▶ The request
Check each line of the listing below for the word "disc" and say how many lines have it. Nothing else should be written.

▶ Exercise material
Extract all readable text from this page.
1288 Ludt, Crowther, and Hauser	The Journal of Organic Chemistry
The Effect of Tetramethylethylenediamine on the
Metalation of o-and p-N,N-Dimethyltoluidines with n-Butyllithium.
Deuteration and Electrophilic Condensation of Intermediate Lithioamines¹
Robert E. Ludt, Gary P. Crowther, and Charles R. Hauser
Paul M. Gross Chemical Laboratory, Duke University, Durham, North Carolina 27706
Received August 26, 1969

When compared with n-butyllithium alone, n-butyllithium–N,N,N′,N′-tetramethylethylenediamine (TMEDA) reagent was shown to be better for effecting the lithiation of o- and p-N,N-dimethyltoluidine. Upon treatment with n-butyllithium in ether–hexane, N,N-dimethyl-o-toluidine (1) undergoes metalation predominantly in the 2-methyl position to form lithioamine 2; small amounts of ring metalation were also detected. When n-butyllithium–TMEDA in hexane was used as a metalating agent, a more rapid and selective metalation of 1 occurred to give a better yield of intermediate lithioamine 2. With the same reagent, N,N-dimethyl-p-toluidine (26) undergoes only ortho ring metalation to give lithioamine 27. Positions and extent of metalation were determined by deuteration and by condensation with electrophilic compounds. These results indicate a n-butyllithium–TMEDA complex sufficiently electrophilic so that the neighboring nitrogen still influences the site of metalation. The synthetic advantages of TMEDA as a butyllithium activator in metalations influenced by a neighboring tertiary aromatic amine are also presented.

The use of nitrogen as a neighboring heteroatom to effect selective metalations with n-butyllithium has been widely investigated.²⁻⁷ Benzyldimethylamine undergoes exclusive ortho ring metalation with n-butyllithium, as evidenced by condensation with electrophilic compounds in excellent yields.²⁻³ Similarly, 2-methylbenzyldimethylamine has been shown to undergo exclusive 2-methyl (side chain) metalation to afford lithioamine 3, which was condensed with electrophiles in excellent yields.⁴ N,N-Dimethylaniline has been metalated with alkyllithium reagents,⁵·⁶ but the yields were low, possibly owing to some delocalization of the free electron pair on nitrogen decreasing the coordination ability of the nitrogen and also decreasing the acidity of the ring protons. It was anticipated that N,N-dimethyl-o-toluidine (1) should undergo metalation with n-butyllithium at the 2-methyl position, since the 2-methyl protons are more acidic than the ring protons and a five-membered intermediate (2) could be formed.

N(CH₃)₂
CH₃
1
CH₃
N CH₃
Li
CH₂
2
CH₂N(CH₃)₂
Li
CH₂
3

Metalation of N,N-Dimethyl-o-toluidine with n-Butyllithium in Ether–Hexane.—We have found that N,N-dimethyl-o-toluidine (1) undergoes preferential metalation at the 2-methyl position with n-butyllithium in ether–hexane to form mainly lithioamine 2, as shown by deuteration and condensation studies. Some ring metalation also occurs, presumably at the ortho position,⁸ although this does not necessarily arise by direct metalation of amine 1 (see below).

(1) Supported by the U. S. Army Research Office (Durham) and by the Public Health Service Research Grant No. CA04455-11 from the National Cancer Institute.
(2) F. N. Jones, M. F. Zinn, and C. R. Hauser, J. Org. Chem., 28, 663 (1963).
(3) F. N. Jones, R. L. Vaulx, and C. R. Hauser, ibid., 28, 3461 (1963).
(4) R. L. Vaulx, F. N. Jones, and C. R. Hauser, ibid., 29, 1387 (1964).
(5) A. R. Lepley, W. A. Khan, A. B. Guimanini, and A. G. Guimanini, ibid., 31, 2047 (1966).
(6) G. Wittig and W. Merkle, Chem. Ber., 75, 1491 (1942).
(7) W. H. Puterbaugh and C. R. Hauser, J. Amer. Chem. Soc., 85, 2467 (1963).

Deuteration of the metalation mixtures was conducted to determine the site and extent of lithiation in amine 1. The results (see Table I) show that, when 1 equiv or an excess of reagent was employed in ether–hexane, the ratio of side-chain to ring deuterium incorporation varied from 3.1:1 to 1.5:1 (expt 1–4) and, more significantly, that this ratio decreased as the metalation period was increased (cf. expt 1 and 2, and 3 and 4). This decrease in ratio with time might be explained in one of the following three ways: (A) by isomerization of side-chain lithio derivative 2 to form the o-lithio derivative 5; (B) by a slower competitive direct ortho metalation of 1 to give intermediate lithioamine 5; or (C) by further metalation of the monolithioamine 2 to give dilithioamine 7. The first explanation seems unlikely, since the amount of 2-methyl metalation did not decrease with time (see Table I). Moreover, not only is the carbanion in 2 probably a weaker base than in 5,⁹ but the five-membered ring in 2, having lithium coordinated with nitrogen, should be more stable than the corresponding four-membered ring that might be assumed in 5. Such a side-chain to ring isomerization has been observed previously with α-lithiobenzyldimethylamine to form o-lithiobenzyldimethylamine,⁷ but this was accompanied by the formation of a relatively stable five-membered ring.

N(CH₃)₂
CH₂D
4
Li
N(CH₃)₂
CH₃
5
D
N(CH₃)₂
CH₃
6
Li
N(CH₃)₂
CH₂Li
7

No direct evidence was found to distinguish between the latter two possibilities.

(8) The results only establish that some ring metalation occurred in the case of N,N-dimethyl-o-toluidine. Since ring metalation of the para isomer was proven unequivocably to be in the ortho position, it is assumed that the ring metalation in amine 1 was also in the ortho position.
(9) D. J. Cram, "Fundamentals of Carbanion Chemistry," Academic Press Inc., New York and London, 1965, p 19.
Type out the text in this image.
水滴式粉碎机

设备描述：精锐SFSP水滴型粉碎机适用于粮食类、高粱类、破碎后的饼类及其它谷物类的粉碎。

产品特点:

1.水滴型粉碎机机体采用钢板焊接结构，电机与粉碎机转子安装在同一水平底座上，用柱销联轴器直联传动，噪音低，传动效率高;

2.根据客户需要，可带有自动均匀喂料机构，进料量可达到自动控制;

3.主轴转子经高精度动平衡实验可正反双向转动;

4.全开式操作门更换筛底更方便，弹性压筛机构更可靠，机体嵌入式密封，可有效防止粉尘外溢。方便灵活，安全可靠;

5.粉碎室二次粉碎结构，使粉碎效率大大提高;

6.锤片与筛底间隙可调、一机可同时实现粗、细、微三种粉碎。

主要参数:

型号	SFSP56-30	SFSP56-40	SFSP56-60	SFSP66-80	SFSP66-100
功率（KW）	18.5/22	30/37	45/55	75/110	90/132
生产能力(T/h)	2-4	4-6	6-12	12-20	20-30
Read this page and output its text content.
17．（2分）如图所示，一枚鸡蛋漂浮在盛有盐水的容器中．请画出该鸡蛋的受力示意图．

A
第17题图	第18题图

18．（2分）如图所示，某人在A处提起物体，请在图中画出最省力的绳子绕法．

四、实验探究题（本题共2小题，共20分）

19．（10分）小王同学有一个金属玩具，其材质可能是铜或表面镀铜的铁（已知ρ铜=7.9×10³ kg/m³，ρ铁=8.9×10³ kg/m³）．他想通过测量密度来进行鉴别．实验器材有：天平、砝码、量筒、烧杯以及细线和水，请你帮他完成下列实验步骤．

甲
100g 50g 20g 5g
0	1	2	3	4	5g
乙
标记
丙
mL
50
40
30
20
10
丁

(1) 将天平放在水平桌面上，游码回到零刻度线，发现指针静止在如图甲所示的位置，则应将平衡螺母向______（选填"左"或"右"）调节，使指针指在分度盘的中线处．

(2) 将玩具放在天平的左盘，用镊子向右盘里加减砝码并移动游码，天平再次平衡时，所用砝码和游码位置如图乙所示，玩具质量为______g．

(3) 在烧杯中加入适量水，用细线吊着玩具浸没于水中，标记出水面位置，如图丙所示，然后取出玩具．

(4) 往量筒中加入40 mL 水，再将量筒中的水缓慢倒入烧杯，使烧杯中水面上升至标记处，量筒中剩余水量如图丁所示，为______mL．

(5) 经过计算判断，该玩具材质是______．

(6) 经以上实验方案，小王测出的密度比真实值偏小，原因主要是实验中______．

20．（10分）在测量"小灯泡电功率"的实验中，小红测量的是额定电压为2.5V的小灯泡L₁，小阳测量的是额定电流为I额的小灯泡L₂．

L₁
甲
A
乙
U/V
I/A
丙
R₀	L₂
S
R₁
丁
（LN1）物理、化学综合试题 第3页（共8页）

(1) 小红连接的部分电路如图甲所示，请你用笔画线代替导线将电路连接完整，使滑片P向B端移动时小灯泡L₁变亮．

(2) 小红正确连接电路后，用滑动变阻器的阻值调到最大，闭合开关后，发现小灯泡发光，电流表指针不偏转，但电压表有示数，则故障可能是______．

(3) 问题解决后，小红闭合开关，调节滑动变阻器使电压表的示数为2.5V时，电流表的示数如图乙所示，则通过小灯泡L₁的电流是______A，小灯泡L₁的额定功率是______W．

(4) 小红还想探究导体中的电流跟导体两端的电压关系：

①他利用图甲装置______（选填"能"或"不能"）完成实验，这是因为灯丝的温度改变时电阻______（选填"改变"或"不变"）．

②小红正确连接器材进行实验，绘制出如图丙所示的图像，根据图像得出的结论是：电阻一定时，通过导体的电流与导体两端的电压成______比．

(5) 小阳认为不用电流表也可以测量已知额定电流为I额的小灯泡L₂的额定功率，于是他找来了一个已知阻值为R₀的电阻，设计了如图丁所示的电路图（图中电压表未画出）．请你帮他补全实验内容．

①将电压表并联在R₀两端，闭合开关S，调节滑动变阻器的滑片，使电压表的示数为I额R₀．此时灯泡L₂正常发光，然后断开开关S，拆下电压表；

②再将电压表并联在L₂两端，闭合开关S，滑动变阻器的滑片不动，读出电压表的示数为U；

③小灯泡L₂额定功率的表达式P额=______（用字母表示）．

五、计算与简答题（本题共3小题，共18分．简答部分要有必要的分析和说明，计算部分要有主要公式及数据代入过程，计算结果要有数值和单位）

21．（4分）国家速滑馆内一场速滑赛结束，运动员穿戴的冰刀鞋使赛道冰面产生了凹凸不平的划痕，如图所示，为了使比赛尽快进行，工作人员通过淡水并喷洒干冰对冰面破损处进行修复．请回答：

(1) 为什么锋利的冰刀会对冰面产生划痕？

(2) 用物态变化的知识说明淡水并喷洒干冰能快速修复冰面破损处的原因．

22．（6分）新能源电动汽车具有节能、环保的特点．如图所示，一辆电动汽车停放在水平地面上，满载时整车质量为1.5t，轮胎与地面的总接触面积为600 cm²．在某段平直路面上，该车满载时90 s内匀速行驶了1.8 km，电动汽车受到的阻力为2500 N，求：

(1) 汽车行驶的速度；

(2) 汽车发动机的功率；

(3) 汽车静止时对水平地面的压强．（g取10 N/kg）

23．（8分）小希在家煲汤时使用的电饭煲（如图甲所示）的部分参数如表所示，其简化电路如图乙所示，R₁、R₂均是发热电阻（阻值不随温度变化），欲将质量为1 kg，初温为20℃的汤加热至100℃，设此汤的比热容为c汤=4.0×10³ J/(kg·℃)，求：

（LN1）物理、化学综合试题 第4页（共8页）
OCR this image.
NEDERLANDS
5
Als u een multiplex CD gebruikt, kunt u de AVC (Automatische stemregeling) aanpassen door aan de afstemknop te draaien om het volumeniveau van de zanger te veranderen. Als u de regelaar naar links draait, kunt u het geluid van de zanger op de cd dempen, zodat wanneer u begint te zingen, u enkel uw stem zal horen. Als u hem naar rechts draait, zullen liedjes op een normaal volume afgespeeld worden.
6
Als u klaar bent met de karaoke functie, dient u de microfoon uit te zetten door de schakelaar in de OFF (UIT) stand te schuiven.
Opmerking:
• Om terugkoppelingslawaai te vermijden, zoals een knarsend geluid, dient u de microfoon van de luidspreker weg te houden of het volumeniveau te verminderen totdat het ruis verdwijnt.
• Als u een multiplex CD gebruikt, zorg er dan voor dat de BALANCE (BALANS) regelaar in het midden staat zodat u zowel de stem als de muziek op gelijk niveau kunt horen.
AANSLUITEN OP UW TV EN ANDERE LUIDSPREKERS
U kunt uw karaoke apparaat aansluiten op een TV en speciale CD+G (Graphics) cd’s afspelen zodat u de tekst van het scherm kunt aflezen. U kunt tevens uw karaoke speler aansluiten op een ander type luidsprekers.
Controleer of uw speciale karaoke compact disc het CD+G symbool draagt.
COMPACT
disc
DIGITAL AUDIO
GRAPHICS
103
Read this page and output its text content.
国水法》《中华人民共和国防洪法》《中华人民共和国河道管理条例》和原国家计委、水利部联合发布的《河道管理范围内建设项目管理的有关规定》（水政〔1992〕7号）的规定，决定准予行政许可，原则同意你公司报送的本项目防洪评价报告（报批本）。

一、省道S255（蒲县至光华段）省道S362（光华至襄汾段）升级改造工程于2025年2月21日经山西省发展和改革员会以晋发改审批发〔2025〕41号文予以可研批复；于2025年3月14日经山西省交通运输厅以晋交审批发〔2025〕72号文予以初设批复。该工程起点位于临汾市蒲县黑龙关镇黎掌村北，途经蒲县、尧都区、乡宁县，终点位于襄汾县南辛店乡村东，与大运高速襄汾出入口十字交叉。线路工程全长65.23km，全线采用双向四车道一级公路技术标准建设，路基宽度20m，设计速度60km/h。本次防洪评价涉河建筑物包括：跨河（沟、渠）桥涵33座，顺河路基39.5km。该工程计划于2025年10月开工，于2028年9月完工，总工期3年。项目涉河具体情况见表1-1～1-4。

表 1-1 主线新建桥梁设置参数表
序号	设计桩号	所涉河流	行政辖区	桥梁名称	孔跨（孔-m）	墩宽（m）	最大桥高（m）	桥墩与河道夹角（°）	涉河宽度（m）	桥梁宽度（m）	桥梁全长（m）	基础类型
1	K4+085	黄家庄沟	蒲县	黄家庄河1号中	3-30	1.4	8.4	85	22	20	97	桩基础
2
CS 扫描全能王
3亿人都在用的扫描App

▶ Output below
2